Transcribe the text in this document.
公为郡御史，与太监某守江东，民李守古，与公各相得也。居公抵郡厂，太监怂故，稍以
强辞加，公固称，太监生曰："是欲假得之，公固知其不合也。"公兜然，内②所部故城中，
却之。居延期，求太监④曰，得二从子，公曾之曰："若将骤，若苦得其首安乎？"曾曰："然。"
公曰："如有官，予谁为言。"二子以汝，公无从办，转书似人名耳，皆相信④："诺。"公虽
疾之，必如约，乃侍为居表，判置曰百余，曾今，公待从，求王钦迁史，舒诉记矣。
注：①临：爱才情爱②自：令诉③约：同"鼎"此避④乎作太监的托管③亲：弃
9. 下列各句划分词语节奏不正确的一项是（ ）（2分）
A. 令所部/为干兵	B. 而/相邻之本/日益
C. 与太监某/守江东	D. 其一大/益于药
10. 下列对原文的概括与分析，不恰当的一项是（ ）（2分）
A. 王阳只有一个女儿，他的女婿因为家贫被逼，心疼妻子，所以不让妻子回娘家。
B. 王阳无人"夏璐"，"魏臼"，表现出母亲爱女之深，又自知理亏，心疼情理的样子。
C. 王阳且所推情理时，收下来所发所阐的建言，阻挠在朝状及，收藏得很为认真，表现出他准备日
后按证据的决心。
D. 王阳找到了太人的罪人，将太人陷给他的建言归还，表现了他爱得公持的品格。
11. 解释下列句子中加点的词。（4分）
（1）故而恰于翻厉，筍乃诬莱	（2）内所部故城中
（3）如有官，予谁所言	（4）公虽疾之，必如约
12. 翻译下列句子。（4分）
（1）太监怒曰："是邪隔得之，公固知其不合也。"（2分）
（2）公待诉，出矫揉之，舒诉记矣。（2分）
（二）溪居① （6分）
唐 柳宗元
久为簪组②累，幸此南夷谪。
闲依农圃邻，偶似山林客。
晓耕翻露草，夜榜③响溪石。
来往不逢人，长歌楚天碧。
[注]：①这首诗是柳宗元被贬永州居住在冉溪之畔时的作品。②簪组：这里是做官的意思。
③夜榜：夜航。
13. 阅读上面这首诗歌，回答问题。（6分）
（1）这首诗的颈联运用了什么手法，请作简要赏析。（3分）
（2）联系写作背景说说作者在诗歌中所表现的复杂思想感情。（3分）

▶ _Task statement_: Reproduce the material precisely, including every line.

▶ _Output for this exercise_:
Transcribe the text in this document.
公为郡御史，与太监某守江东，民李守古，与公各相得也。居公抵郡厂，太监怂故，稍以
强辞加，公固称，太监生曰："是欲假得之，公固知其不合也。"公兜然，内②所部故城中，
却之。居延期，求太监④曰，得二从子，公曾之曰："若将骤，若苦得其首安乎？"曾曰："然。"
公曰："如有官，予谁为言。"二子以汝，公无从办，转书似人名耳，皆相信④："诺。"公虽
疾之，必如约，乃侍为居表，判置曰百余，曾今，公待从，求王钦迁史，舒诉记矣。
注：①临：爱才情爱②自：令诉③约：同"鼎"此避④乎作太监的托管③亲：弃
9. 下列各句划分词语节奏不正确的一项是（ ）（2分）
A. 令所部/为干兵	B. 而/相邻之本/日益
C. 与太监某/守江东	D. 其一大/益于药
10. 下列对原文的概括与分析，不恰当的一项是（ ）（2分）
A. 王阳只有一个女儿，他的女婿因为家贫被逼，心疼妻子，所以不让妻子回娘家。
B. 王阳无人"夏璐"，"魏臼"，表现出母亲爱女之深，又自知理亏，心疼情理的样子。
C. 王阳且所推情理时，收下来所发所阐的建言，阻挠在朝状及，收藏得很为认真，表现出他准备日
后按证据的决心。
D. 王阳找到了太人的罪人，将太人陷给他的建言归还，表现了他爱得公持的品格。
11. 解释下列句子中加点的词。（4分）
（1）故而恰于翻厉，筍乃诬莱	（2）内所部故城中
（3）如有官，予谁所言	（4）公虽疾之，必如约
12. 翻译下列句子。（4分）
（1）太监怒曰："是邪隔得之，公固知其不合也。"（2分）
（2）公待诉，出矫揉之，舒诉记矣。（2分）
（二）溪居① （6分）
唐 柳宗元
久为簪组②累，幸此南夷谪。
闲依农圃邻，偶似山林客。
晓耕翻露草，夜榜③响溪石。
来往不逢人，长歌楚天碧。
[注]：①这首诗是柳宗元被贬永州居住在冉溪之畔时的作品。②簪组：这里是做官的意思。
③夜榜：夜航。
13. 阅读上面这首诗歌，回答问题。（6分）
（1）这首诗的颈联运用了什么手法，请作简要赏析。（3分）
（2）联系写作背景说说作者在诗歌中所表现的复杂思想感情。（3分）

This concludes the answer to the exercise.